Во время оккупации, когда открылись церкви, он получил возможность славить Бога. И, несмотря на страх, на боязнь он шел в церковь, молился, прислуживал. Позднее он разделил крестный путь многих русских людей, которые были угнаны из своих родных мест немцами. Спас его отец Михаил Ридигер. С тех пор и пошла его дружба с отцом Михаилом и его сыном Алексеем Ридигером, будущим Святейшим Патриархом Московским и всея Руси Алексием II.
После войны он поступает в семинарию. Несмотря на трудности, на проблемы, связанные с тем, что он был на оккупированной территории, поступить ему удалось. Учился он в голодные годы, когда не хватало хлеба, когда каждое полено было на счету, тем не менее, он всё твердо и мужественно сносил ради любви к Господу.
После принятия священного сана он долгие годы служил в Свято-Никольском соборе Санкт-Петербурга. Он вспоминал, что это были удивительные годы, когда молились люди, прошедшие Блокаду, знавшие страдания. Ему довелось служить с духовенством, прошедшим войну, пережившим Блокаду. Особенно удивительным был отец Александр Медвецкий.
Из Никольского собора отца Василия удалили за независимость и твердость духа, за его смелые проповеди, за то, что он говорил прихожанам: «Потерпите, эта власть скоро кончится». Его удалили на Серафимовское кладбище, и вот там расцвел духовный цветник, удивительный центр духовной жизни, который под конец его жизни стал не просто всероссийским, а всемирным. К нему приезжали люди со всех уголков мира, из Европы, из Америки. Один из священников был у него голландец и это не случайно, потому что у отца Василия за долгие годы его молитвы открылся удивительный дар пророчества, дар ведения души человеческой и удивительный дар молитвы о ближних. Я лично на себе испытал этот дар прозорливости. Прихожу я однажды на исповедь, он вдруг говорит: «Владимир, дуй в Москву, я за тобой». Я спрашиваю: «Батюшка, откуда Вы знаете, что мне надо ехать в Москву на конференцию?», он говорит: «Я всё знаю».

Условие задачи —
Можете дословно переписать тот отрывок рассказа об отце Василии, который начинается словами «После войны он» и заканчивается словами «отец Александр Медвецкий.»?

Сохранённые записи набора данных

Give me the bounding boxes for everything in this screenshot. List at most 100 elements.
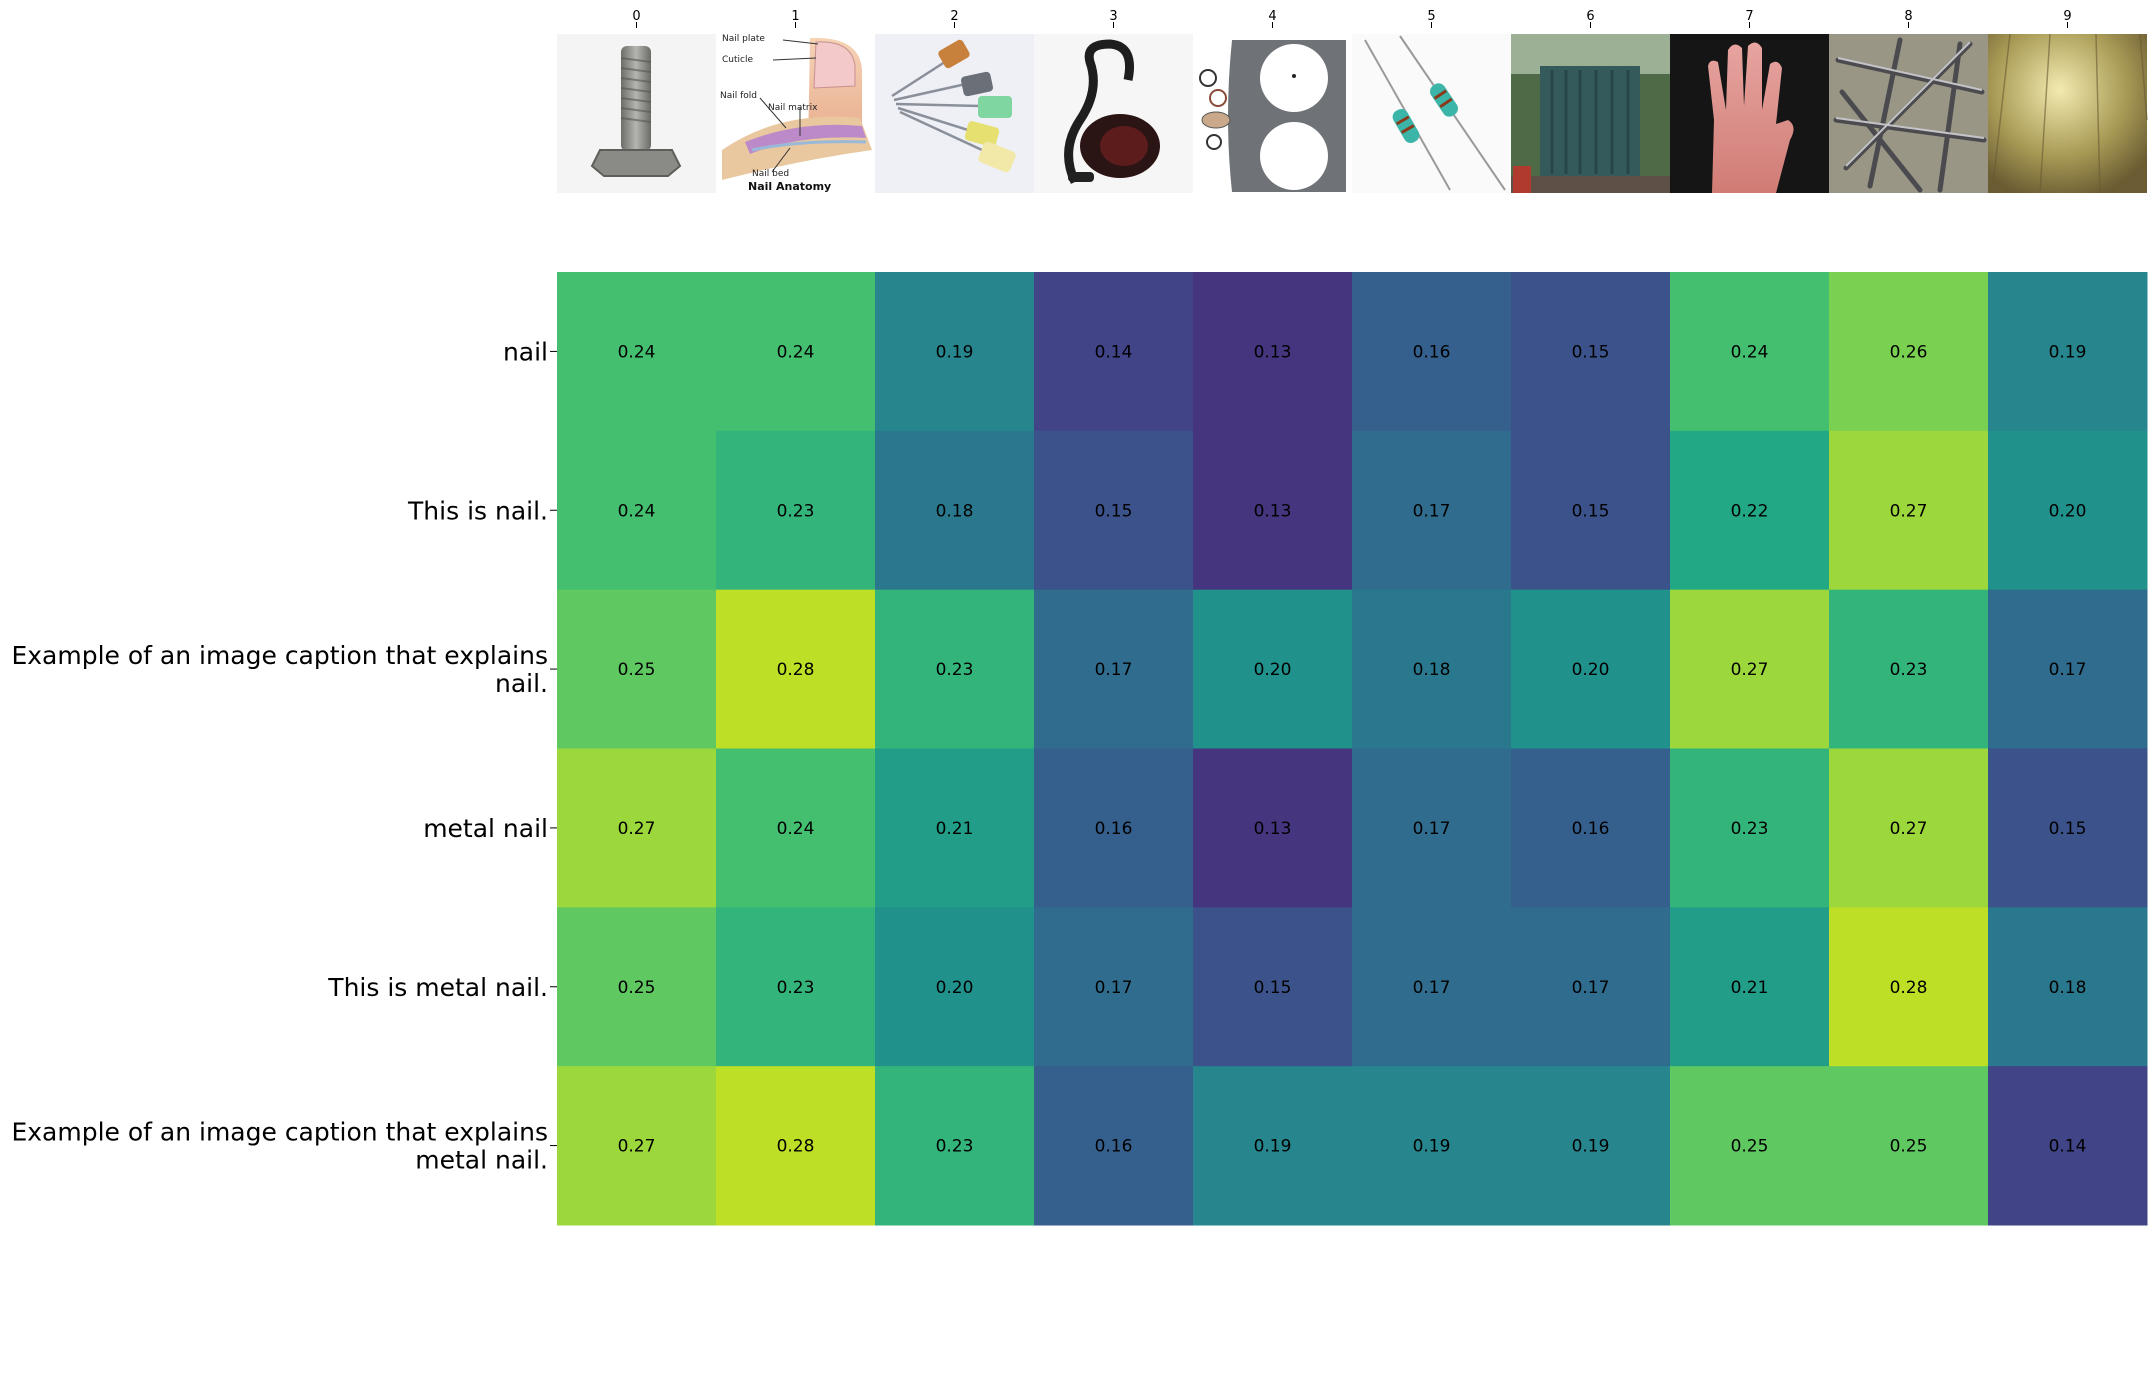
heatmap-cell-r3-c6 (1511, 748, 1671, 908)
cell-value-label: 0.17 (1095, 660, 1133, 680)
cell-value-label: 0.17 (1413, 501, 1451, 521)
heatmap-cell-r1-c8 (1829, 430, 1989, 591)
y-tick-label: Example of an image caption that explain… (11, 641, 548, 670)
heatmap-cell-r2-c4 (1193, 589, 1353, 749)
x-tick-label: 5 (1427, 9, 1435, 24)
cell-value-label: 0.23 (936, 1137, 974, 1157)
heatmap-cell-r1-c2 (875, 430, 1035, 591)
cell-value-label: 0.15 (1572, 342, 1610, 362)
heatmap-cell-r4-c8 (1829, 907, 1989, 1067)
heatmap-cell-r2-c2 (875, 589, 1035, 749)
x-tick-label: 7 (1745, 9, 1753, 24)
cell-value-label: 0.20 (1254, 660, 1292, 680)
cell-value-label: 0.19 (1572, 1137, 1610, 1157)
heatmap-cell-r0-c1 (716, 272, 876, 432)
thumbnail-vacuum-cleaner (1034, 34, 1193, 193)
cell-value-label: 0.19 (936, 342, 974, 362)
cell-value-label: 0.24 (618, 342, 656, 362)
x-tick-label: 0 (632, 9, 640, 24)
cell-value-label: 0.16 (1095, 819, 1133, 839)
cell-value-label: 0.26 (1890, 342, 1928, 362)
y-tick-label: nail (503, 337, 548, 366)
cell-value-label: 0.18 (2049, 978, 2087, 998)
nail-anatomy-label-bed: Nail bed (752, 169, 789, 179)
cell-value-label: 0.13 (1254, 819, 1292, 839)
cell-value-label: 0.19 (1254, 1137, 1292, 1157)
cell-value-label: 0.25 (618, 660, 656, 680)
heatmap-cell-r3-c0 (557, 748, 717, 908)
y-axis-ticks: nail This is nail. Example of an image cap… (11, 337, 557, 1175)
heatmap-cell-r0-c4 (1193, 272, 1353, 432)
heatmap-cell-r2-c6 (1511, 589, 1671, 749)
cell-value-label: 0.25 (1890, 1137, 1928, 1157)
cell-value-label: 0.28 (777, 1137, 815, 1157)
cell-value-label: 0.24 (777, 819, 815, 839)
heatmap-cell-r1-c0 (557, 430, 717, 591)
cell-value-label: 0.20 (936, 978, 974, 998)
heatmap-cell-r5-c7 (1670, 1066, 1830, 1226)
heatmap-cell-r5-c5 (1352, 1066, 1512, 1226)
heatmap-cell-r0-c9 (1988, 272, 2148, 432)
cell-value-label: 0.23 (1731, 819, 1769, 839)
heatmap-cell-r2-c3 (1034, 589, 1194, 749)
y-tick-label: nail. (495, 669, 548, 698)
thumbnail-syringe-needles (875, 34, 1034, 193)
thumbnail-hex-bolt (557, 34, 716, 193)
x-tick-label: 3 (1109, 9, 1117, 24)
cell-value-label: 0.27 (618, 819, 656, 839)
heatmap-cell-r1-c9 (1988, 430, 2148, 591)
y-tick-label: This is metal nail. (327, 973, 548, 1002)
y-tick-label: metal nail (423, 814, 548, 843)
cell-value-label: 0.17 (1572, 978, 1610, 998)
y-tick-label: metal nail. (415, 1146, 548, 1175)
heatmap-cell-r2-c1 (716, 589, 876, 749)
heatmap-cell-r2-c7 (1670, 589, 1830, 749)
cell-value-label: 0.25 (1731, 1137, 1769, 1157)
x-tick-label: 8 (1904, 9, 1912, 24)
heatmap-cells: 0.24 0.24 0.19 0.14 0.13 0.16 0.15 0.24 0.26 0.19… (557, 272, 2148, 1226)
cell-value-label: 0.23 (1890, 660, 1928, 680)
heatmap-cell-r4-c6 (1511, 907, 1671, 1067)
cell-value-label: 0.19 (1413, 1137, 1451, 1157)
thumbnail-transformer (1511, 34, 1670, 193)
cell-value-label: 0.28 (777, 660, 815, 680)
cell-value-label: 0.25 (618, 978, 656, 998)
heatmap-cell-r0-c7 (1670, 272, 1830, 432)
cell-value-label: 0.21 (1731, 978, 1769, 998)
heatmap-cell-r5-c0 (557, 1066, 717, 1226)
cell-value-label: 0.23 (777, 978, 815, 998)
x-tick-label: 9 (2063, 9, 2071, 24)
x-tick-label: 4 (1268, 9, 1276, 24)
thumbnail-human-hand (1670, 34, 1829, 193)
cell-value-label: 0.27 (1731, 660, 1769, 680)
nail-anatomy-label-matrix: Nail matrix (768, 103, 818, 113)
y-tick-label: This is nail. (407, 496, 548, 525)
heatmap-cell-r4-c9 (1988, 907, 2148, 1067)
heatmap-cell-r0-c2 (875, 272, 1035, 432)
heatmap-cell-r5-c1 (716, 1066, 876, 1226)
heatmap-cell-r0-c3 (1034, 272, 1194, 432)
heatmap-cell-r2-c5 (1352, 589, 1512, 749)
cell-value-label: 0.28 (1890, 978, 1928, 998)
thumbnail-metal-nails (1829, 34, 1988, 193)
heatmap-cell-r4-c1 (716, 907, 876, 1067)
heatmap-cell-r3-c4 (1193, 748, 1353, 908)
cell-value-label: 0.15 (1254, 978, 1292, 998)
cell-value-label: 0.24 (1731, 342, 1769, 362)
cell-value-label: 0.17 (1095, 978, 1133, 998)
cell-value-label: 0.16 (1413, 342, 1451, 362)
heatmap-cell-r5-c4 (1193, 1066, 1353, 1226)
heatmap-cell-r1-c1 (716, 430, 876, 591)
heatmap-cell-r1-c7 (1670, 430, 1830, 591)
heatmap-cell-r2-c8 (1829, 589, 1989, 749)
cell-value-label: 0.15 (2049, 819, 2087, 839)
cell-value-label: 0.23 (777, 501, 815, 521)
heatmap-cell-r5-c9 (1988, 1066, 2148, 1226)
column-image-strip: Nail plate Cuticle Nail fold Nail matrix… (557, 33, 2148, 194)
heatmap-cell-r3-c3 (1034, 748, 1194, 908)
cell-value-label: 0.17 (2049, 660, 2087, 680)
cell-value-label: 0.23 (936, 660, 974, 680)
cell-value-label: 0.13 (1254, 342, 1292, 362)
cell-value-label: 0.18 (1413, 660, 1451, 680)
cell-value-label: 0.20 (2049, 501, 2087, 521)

Решение задачи —
После войны он поступает в семинарию. Несмотря на трудности, на проблемы, связанные с тем, что он был на оккупированной территории, поступить ему удалось. Учился он в голодные годы, когда не хватало хлеба, когда каждое полено было на счету, тем не менее, он всё твердо и мужественно сносил ради любви к Господу.
После принятия священного сана он долгие годы служил в Свято-Никольском соборе Санкт-Петербурга. Он вспоминал, что это были удивительные годы, когда молились люди, прошедшие Блокаду, знавшие страдания. Ему довелось служить с духовенством, прошедшим войну, пережившим Блокаду. Особенно удивительным был отец Александр Медвецкий.